**The request**
Filter the entries and keep only the lines where the string "type" appears.
------ Input ------
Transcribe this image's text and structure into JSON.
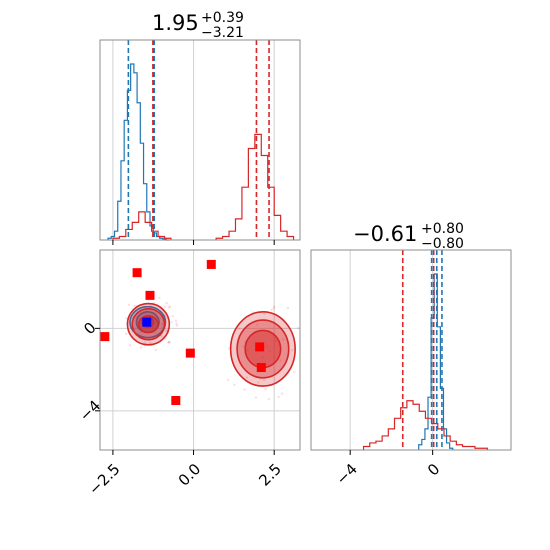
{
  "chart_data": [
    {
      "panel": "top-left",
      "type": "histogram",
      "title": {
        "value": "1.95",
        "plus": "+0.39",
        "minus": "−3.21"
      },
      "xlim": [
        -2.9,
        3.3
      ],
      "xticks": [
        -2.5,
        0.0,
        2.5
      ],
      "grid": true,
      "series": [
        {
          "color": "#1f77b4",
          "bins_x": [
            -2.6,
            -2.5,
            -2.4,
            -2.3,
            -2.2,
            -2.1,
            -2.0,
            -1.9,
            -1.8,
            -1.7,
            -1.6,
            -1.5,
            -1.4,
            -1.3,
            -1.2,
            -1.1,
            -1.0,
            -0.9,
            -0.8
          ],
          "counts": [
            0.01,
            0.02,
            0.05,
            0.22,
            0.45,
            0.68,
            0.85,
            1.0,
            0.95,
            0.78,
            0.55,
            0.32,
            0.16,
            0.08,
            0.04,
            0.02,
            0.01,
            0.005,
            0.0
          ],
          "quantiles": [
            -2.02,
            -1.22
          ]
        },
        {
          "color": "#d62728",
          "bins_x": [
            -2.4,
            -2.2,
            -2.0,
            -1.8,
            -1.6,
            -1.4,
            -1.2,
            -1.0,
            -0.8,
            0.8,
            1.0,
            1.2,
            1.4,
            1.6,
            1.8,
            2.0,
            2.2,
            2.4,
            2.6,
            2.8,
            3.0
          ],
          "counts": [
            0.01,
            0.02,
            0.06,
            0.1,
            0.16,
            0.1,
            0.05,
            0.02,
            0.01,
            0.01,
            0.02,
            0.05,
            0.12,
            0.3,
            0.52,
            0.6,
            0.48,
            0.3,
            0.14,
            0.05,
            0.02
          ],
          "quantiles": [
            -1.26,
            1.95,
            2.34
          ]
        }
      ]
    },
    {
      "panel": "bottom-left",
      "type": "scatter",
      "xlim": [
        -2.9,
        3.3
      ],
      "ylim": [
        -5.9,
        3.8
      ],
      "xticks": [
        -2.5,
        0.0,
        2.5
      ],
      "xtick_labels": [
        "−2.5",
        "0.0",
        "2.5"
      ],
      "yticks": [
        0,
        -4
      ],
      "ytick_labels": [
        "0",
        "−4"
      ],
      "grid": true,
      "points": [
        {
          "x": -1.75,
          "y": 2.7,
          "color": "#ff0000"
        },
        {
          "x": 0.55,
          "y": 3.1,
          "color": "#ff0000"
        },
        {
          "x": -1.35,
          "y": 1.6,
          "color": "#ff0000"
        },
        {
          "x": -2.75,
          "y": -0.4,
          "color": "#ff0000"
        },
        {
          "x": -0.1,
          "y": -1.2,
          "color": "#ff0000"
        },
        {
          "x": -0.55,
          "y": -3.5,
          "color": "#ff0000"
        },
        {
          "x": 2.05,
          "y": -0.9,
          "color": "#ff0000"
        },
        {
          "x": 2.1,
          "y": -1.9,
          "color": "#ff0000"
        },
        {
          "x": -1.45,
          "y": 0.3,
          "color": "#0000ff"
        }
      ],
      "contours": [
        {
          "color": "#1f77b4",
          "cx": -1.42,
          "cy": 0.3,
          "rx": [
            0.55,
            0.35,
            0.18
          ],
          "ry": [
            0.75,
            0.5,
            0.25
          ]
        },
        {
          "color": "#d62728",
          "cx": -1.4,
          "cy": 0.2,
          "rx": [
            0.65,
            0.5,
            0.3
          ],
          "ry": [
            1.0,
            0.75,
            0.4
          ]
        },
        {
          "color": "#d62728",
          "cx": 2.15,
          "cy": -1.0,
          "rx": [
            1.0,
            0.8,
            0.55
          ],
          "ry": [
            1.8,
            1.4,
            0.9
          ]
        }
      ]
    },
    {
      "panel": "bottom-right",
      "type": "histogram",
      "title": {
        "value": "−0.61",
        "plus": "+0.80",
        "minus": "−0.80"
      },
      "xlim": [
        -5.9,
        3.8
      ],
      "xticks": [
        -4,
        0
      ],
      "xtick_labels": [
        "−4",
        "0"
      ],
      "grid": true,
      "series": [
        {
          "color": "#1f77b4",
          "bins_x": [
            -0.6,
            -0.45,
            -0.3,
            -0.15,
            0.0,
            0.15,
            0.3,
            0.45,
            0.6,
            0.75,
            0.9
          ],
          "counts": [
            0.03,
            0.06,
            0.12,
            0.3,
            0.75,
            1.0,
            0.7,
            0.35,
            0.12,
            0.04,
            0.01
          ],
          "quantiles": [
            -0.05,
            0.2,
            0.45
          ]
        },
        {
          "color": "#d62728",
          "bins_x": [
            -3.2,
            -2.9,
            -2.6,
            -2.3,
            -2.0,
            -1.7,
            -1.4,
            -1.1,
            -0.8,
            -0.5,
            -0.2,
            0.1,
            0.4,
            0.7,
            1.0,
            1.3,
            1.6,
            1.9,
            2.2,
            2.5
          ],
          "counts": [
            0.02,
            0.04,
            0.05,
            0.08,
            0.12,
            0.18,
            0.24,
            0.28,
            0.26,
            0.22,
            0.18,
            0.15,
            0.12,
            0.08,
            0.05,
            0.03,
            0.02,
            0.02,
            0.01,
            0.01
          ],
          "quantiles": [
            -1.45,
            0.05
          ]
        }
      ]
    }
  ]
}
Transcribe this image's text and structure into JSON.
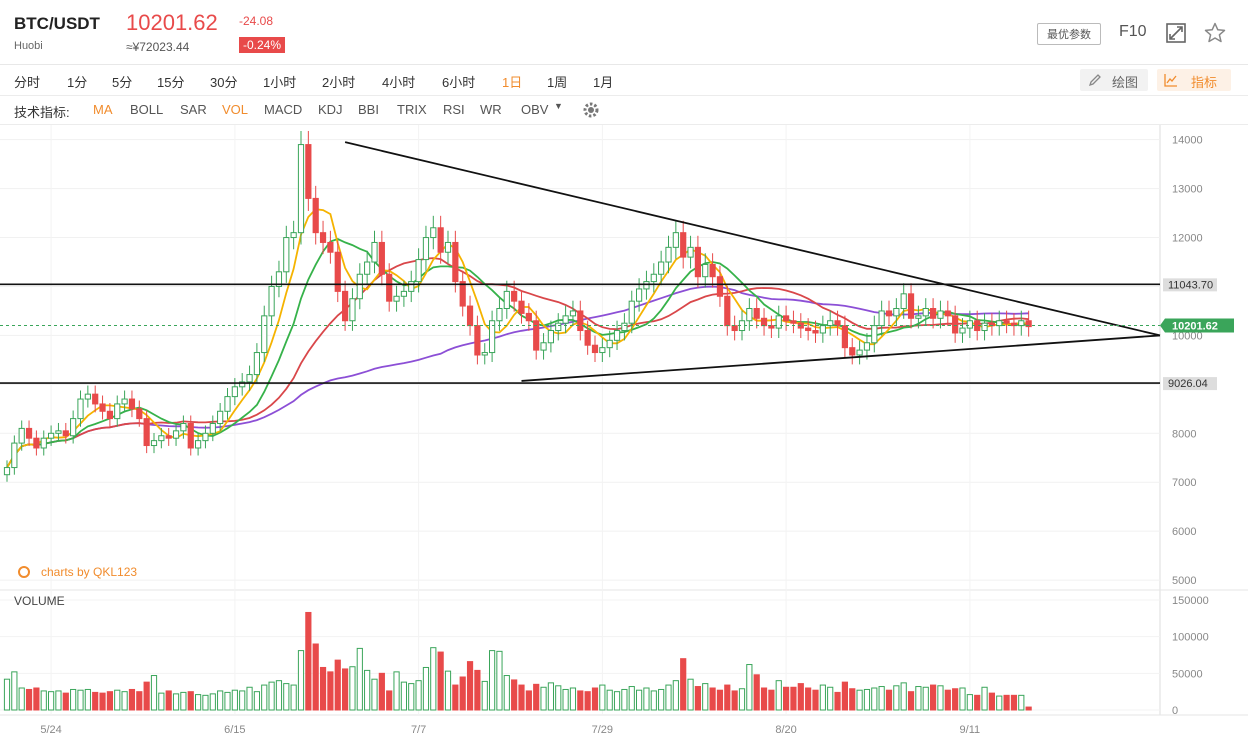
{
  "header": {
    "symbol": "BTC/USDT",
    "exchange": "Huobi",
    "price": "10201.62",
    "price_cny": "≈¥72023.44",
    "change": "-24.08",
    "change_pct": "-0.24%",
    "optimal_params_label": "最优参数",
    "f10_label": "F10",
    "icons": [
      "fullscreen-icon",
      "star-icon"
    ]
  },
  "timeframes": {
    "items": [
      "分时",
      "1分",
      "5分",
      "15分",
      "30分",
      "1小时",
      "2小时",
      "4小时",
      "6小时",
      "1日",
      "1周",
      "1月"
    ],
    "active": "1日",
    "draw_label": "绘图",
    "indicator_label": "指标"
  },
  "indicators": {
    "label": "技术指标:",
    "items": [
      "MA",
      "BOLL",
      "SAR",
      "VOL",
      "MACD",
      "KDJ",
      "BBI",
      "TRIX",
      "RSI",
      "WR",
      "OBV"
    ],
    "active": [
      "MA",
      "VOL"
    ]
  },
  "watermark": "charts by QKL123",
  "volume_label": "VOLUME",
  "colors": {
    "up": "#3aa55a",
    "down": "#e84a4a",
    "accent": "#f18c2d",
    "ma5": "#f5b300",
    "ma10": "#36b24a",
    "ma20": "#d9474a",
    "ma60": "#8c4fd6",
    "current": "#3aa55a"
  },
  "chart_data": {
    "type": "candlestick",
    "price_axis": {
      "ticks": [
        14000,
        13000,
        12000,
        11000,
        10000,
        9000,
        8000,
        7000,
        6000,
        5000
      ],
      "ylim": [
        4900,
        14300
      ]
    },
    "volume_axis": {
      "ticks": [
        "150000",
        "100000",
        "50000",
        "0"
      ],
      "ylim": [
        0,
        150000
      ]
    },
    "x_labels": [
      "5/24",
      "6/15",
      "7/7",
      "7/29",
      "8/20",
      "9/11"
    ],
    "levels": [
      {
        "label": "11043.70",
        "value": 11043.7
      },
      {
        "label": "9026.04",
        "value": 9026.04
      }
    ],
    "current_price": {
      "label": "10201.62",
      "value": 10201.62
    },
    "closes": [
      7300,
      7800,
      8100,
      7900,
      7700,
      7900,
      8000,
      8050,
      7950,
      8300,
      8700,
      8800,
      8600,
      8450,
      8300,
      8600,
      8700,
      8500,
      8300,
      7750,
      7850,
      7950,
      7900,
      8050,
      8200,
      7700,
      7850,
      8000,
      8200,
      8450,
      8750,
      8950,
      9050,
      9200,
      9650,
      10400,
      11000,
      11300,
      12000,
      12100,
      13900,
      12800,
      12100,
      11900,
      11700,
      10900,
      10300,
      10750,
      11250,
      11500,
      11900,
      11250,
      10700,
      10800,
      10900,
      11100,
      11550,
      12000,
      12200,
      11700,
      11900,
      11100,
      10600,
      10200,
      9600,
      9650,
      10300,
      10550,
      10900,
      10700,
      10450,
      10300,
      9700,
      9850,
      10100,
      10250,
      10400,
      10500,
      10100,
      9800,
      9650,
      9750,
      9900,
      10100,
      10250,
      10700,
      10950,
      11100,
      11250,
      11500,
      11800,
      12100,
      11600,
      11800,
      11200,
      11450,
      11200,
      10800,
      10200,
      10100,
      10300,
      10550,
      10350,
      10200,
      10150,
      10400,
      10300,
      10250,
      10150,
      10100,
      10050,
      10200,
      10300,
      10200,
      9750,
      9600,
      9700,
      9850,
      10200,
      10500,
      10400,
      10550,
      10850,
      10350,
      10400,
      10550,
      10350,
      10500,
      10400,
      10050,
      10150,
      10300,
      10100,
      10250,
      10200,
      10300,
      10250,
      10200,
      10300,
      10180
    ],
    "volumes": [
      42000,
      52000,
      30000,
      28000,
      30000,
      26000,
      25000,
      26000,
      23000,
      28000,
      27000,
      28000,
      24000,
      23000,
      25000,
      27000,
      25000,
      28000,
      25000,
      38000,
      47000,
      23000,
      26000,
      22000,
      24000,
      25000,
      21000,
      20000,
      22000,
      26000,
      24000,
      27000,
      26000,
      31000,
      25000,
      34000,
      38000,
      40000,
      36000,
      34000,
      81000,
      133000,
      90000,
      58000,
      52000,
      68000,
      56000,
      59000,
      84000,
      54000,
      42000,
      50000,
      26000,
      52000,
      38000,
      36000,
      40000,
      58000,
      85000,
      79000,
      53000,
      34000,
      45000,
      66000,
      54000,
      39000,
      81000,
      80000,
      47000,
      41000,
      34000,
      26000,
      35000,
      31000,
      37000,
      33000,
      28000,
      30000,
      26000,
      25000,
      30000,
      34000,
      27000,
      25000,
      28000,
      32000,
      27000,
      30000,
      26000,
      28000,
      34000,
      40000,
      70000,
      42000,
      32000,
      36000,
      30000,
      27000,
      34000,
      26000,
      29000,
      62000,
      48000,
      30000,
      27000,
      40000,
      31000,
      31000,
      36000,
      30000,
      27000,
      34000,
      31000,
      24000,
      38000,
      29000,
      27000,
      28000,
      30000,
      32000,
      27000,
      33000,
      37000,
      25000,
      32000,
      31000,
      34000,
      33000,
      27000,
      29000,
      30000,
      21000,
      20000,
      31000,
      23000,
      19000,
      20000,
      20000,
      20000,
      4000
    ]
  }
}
------
**Response to the task**
      "type": "histogram",
      "type": "scatter",
      "type": "histogram",
    "type": "candlestick",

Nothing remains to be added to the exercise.